Records to process:
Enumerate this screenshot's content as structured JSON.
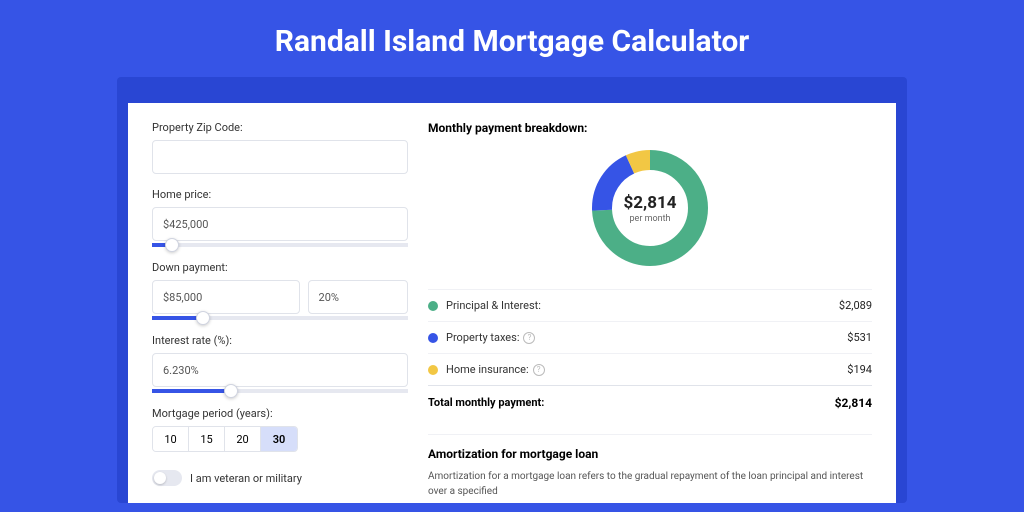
{
  "title": "Randall Island Mortgage Calculator",
  "form": {
    "zip": {
      "label": "Property Zip Code:",
      "value": ""
    },
    "price": {
      "label": "Home price:",
      "value": "$425,000",
      "slider_pct": 8
    },
    "down": {
      "label": "Down payment:",
      "value": "$85,000",
      "pct": "20%",
      "slider_pct": 20
    },
    "rate": {
      "label": "Interest rate (%):",
      "value": "6.230%",
      "slider_pct": 31
    },
    "period": {
      "label": "Mortgage period (years):",
      "options": [
        "10",
        "15",
        "20",
        "30"
      ],
      "selected": "30"
    },
    "veteran": {
      "label": "I am veteran or military",
      "checked": false
    }
  },
  "breakdown": {
    "title": "Monthly payment breakdown:",
    "center_value": "$2,814",
    "center_sub": "per month",
    "rows": [
      {
        "label": "Principal & Interest:",
        "value": "$2,089",
        "color": "#4caf87",
        "info": false
      },
      {
        "label": "Property taxes:",
        "value": "$531",
        "color": "#3654e6",
        "info": true
      },
      {
        "label": "Home insurance:",
        "value": "$194",
        "color": "#f2c744",
        "info": true
      }
    ],
    "total_label": "Total monthly payment:",
    "total_value": "$2,814"
  },
  "amort": {
    "title": "Amortization for mortgage loan",
    "text": "Amortization for a mortgage loan refers to the gradual repayment of the loan principal and interest over a specified"
  },
  "chart_data": {
    "type": "pie",
    "title": "Monthly payment breakdown",
    "series": [
      {
        "name": "Principal & Interest",
        "value": 2089,
        "color": "#4caf87"
      },
      {
        "name": "Property taxes",
        "value": 531,
        "color": "#3654e6"
      },
      {
        "name": "Home insurance",
        "value": 194,
        "color": "#f2c744"
      }
    ],
    "total": 2814,
    "center_label": "$2,814 per month"
  }
}
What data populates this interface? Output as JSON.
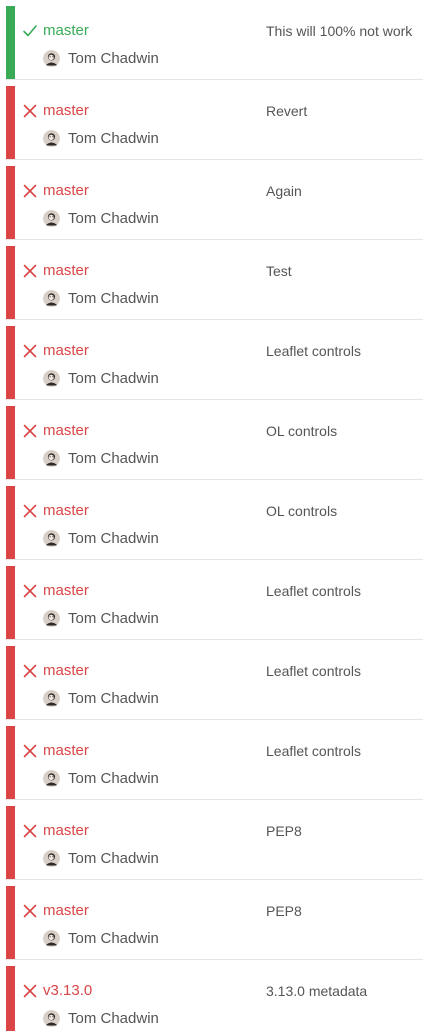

Objective:
Identify the lines that hold the word "breakdown". Copy every one of them.

Correct result:
  "breakdown": {
    "title": "Monthly payment breakdown:",
    "title": "Monthly payment breakdown",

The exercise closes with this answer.